Look below and pull out each line with the word "приему".

##### EXERCISE MATERIAL #####

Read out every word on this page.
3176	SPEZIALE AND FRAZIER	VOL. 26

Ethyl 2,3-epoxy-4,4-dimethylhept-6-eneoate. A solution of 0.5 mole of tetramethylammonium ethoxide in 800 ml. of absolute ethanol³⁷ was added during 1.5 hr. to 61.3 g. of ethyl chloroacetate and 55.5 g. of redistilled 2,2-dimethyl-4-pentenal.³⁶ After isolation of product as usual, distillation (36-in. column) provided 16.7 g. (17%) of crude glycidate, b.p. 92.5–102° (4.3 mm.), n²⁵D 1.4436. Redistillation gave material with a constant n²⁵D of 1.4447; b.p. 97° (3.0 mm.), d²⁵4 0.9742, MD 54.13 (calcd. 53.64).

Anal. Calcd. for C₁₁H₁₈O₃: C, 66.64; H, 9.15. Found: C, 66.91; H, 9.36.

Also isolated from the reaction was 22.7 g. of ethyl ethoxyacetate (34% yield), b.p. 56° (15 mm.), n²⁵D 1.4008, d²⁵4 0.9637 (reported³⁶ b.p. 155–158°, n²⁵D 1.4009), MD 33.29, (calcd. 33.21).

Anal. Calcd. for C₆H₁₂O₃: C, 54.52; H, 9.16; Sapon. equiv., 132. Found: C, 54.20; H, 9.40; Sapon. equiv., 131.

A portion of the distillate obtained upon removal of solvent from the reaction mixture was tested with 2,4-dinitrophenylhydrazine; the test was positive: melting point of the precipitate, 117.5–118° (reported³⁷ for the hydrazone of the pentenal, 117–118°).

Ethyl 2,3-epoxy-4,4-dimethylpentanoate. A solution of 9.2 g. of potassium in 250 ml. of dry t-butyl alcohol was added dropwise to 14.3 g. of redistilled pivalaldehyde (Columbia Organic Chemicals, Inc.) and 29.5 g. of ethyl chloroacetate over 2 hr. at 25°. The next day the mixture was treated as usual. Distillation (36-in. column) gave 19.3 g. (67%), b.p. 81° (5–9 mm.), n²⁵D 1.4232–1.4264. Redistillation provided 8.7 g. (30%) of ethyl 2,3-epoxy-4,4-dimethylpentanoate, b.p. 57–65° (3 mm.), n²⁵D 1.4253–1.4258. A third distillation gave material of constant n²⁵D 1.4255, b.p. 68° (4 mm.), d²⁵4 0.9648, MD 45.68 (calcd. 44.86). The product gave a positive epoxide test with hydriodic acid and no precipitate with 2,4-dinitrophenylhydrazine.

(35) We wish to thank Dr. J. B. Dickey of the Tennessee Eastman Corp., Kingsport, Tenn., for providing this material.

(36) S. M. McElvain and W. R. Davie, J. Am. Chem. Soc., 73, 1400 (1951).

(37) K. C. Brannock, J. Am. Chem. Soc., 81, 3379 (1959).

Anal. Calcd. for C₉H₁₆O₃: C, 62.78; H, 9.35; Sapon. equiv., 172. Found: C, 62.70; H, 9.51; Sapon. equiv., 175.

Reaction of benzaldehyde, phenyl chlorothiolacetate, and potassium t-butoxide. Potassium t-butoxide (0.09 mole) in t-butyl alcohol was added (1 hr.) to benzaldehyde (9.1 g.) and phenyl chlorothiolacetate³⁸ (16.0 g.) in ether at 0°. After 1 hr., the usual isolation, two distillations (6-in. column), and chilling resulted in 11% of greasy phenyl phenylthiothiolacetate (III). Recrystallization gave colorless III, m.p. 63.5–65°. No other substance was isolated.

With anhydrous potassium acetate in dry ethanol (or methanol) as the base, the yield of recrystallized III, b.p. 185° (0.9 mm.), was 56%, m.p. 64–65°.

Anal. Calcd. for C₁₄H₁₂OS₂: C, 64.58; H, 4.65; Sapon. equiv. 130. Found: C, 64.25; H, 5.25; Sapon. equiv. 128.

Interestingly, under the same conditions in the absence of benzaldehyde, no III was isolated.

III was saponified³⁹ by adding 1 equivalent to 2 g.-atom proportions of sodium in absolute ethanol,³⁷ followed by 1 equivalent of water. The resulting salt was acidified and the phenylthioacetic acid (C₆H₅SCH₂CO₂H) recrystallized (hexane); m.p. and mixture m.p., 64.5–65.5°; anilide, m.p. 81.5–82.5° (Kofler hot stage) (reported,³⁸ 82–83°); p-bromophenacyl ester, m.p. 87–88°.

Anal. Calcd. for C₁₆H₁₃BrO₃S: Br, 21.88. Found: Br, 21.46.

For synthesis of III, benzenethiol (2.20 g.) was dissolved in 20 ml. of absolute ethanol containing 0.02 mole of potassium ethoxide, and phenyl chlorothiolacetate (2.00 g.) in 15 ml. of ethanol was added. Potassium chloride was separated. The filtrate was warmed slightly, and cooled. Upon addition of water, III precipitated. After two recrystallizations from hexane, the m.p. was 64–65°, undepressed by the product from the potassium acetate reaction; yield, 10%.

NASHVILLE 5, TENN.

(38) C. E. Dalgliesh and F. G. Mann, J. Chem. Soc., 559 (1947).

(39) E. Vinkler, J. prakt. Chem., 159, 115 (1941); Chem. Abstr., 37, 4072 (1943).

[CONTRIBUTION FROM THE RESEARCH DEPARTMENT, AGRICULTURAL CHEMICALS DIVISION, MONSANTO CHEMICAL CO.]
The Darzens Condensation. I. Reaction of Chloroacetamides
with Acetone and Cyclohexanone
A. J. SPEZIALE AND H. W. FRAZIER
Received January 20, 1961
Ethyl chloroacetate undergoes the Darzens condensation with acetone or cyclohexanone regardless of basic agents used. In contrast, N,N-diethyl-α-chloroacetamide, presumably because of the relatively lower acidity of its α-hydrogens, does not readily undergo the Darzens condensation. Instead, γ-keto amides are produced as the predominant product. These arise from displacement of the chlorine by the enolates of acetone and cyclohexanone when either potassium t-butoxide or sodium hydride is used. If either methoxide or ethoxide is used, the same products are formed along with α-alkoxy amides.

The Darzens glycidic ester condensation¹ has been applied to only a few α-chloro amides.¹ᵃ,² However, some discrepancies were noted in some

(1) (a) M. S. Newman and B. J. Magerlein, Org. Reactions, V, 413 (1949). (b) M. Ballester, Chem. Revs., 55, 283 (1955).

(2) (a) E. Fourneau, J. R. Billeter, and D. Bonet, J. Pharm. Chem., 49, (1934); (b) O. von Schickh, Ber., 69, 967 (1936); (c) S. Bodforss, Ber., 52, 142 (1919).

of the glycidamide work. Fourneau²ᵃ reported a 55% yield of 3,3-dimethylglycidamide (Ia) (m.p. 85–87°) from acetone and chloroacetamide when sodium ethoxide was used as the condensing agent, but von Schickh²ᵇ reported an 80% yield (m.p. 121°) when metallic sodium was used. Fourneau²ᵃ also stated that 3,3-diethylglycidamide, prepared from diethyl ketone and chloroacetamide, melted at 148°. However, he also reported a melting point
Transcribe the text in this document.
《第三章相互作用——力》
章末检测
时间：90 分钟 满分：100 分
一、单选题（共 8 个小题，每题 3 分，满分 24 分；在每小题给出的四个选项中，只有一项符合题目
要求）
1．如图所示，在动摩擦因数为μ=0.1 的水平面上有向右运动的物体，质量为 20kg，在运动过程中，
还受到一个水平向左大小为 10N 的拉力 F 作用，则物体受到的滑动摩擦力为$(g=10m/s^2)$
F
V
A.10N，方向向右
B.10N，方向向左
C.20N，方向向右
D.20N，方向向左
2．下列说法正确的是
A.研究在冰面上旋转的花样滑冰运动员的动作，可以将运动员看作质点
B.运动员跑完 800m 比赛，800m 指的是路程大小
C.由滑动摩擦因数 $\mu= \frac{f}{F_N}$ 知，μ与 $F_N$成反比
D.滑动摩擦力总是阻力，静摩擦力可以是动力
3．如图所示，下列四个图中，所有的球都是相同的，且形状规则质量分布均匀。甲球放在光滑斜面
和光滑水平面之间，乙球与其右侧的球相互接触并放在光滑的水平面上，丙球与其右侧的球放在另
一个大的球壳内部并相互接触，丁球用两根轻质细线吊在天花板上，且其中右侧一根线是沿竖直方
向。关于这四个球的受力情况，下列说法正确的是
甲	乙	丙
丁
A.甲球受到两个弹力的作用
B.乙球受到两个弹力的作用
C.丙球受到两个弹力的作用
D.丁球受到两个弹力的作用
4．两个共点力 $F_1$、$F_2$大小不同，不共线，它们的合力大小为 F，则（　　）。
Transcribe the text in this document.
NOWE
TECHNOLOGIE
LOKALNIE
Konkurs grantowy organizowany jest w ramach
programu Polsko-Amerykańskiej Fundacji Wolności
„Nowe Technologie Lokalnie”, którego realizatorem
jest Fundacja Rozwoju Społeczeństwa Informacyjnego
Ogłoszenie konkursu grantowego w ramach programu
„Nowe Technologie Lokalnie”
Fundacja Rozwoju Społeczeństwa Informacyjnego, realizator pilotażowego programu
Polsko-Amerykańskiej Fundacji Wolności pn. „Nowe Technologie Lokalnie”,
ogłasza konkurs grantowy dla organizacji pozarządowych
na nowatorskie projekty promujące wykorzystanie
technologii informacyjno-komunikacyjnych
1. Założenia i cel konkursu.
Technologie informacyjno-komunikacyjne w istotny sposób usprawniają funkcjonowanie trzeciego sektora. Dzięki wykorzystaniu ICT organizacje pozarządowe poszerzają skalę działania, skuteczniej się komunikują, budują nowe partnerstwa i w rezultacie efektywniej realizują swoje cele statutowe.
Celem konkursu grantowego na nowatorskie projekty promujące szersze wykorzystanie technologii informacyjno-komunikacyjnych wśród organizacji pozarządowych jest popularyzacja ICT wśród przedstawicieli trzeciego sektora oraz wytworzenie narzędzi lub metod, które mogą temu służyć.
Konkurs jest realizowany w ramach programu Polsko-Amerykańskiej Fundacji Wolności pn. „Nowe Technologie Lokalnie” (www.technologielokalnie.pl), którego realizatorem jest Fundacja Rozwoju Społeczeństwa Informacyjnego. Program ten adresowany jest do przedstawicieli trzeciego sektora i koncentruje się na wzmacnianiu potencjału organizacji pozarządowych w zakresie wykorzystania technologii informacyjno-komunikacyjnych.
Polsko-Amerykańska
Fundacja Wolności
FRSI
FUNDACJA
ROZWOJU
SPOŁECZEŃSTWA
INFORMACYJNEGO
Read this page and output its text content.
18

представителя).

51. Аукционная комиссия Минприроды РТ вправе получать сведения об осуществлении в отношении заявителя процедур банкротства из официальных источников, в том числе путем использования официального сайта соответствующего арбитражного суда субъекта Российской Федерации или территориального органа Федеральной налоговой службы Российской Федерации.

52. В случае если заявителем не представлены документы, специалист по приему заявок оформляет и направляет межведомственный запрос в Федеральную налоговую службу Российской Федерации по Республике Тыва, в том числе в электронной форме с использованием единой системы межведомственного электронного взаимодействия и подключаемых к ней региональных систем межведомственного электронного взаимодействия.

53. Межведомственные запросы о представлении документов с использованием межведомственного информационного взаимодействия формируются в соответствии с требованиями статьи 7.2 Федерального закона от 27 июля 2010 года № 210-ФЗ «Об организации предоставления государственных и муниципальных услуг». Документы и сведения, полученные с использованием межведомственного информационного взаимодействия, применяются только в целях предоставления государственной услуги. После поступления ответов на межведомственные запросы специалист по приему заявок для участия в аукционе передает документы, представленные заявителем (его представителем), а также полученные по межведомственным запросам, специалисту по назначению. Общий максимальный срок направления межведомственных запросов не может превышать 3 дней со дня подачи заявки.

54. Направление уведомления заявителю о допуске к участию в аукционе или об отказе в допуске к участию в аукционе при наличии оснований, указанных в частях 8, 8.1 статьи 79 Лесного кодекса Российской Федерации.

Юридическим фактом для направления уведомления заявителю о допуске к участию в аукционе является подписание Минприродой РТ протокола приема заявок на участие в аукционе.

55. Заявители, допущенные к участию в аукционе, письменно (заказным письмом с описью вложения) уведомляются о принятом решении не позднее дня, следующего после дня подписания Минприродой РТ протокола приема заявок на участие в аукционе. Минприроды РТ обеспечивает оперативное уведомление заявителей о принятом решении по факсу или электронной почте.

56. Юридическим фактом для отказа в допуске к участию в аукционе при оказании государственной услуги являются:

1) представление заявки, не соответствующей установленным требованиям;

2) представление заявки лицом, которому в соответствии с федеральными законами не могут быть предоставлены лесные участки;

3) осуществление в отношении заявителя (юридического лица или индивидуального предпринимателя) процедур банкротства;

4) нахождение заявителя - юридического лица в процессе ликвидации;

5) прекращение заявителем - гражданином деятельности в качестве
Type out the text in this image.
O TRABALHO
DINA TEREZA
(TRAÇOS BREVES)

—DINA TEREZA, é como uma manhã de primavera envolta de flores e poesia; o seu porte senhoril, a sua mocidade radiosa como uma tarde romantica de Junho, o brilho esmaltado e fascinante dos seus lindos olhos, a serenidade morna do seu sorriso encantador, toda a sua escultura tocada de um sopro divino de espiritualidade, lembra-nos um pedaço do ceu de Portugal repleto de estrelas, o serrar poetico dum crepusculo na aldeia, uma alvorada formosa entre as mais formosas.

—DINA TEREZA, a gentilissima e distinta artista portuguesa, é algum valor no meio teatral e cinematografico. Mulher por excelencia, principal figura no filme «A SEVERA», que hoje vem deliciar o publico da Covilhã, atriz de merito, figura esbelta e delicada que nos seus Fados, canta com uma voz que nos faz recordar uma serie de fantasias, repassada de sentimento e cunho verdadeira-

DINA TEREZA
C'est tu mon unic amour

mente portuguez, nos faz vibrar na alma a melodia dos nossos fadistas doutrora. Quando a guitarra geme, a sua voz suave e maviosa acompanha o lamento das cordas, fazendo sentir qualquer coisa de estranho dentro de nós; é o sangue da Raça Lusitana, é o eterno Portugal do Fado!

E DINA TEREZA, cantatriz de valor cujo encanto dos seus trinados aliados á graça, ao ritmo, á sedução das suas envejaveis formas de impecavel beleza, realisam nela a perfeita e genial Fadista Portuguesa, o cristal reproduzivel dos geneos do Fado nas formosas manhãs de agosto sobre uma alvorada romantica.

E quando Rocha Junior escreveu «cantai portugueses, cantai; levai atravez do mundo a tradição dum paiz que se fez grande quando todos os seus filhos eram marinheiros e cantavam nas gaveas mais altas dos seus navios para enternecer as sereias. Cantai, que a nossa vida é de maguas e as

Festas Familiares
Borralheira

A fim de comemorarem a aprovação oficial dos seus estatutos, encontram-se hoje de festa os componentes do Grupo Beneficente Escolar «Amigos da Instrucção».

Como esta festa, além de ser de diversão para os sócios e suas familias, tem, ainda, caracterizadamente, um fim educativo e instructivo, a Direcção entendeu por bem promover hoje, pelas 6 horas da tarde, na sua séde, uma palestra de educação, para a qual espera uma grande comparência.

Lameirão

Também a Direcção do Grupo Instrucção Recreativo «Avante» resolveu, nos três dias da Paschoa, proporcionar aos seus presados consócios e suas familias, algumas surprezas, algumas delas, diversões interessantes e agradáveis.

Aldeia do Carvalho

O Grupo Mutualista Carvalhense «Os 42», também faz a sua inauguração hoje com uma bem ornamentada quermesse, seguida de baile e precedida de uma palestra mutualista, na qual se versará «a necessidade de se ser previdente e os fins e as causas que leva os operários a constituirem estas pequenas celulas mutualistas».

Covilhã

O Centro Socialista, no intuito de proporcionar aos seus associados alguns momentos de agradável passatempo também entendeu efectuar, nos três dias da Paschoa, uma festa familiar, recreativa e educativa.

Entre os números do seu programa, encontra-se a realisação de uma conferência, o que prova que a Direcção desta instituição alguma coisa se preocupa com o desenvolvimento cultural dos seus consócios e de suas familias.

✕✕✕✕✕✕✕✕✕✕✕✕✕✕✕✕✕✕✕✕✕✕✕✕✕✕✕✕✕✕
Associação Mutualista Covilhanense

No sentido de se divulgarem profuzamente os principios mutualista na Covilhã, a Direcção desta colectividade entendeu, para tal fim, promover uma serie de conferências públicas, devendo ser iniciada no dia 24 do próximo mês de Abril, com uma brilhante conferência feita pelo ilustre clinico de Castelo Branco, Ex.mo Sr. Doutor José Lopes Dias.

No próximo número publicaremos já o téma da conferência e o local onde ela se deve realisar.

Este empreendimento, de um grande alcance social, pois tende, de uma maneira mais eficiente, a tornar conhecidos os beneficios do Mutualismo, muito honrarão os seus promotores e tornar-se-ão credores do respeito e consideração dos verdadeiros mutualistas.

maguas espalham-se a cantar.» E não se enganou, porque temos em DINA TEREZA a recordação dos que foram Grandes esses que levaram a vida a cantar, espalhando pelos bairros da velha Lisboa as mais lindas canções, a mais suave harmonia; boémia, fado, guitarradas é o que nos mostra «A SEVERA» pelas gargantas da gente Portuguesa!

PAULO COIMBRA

#####

ANSWER TO THIS PROBLEM:
52. В случае если заявителем не представлены документы, специалист по приему заявок оформляет и направляет межведомственный запрос в Федеральную налоговую службу Российской Федерации по Республике Тыва, в том числе в электронной форме с использованием единой системы межведомственного электронного взаимодействия и подключаемых к ней региональных систем межведомственного электронного взаимодействия.
53. Межведомственные запросы о представлении документов с использованием межведомственного информационного взаимодействия формируются в соответствии с требованиями статьи 7.2 Федерального закона от 27 июля 2010 года № 210-ФЗ «Об организации предоставления государственных и муниципальных услуг». Документы и сведения, полученные с использованием межведомственного информационного взаимодействия, применяются только в целях предоставления государственной услуги. После поступления ответов на межведомственные запросы специалист по приему заявок для участия в аукционе передает документы, представленные заявителем (его представителем), а также полученные по межведомственным запросам, специалисту по назначению. Общий максимальный срок направления межведомственных запросов не может превышать 3 дней со дня подачи заявки.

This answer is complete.